YOUR TASK: Repeat the material below word for word and leave out all pictures.

--- DATA RECORDS ---

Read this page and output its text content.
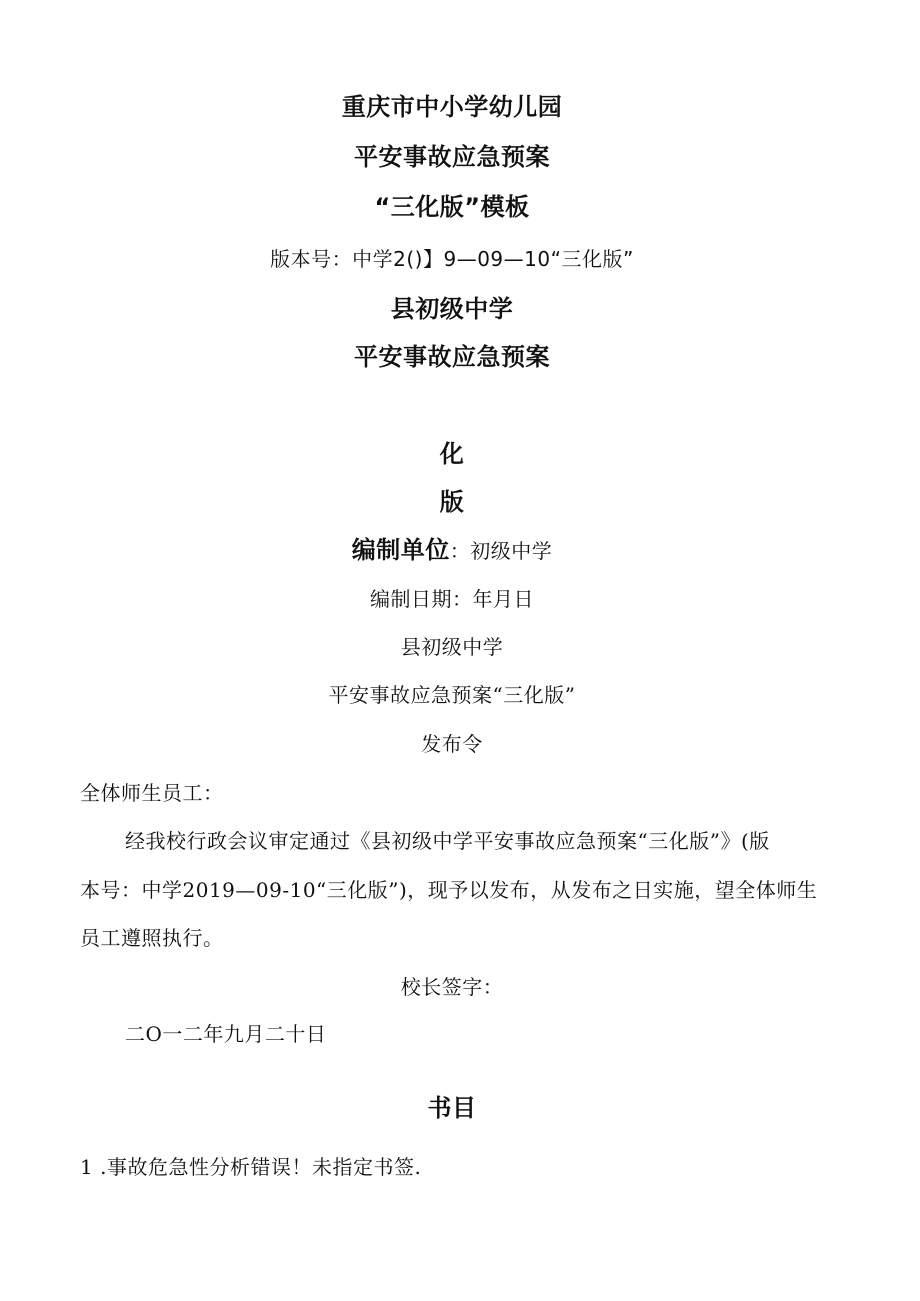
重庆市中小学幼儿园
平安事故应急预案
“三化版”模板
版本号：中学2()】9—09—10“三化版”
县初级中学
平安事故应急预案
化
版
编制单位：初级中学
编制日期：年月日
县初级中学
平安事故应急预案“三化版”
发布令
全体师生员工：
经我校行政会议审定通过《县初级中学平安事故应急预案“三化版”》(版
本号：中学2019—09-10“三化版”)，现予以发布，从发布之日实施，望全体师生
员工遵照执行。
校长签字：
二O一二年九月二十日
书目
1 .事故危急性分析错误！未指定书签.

---

WRITTEN RESPONSE:
Read this page and output its text content.
重庆市中小学幼儿园
平安事故应急预案
“三化版”模板
版本号：中学2()】9—09—10“三化版”
县初级中学
平安事故应急预案
化
版
编制单位：初级中学
编制日期：年月日
县初级中学
平安事故应急预案“三化版”
发布令
全体师生员工：
经我校行政会议审定通过《县初级中学平安事故应急预案“三化版”》(版
本号：中学2019—09-10“三化版”)，现予以发布，从发布之日实施，望全体师生
员工遵照执行。
校长签字：
二O一二年九月二十日
书目
1 .事故危急性分析错误！未指定书签.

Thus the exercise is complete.